(Stored data entries)
--- begin ---
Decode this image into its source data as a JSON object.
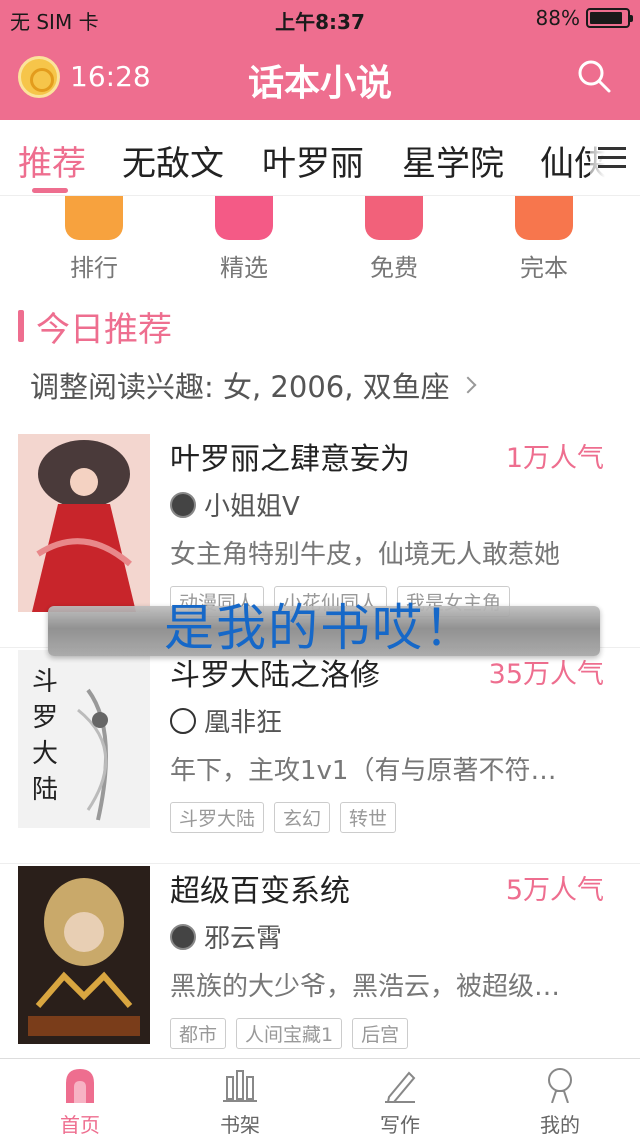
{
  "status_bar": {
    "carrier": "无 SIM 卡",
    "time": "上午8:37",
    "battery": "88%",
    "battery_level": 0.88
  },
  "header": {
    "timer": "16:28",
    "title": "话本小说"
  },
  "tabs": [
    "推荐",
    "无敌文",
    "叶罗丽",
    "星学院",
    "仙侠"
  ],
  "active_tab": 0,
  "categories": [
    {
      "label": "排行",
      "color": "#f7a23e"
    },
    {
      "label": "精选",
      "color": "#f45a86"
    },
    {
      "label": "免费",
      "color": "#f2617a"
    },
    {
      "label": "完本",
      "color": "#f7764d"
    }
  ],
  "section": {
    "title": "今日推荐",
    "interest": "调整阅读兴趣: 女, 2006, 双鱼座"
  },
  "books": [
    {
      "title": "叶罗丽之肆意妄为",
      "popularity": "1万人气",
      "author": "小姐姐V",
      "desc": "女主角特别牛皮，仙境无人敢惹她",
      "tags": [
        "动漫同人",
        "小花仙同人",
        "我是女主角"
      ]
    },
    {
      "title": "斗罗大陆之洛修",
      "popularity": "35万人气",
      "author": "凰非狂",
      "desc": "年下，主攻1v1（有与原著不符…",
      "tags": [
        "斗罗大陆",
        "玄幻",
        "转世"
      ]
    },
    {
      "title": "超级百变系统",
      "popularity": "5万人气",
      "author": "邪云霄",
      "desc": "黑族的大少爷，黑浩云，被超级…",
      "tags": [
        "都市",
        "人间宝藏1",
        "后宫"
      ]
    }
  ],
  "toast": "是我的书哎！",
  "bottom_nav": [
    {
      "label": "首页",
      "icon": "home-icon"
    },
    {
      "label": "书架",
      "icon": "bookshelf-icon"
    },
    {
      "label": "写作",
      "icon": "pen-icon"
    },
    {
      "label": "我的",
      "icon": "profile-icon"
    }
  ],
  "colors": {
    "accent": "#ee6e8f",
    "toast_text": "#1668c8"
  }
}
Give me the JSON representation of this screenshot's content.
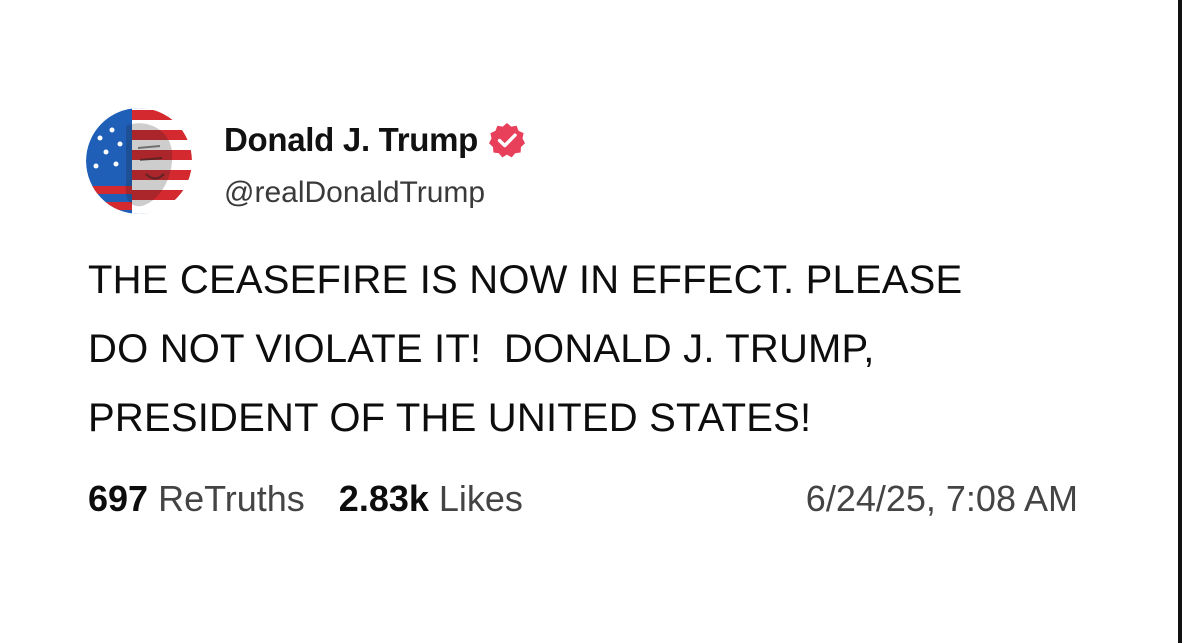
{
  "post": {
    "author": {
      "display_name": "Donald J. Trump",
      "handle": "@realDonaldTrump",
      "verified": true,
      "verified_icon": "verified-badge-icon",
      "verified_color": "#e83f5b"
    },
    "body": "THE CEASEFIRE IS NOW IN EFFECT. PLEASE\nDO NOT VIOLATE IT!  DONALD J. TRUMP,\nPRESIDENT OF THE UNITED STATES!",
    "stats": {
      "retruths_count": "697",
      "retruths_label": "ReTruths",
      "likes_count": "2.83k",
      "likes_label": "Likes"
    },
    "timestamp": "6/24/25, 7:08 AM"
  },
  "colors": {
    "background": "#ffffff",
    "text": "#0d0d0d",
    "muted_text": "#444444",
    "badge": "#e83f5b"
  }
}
--- end ---
## Objective
Pick out each line in the material containing "desc".

## Response to the exercise
      "desc": "女主角特别牛皮，仙境无人敢惹她",
      "desc": "年下，主攻1v1（有与原著不符…",
      "desc": "黑族的大少爷，黑浩云，被超级…",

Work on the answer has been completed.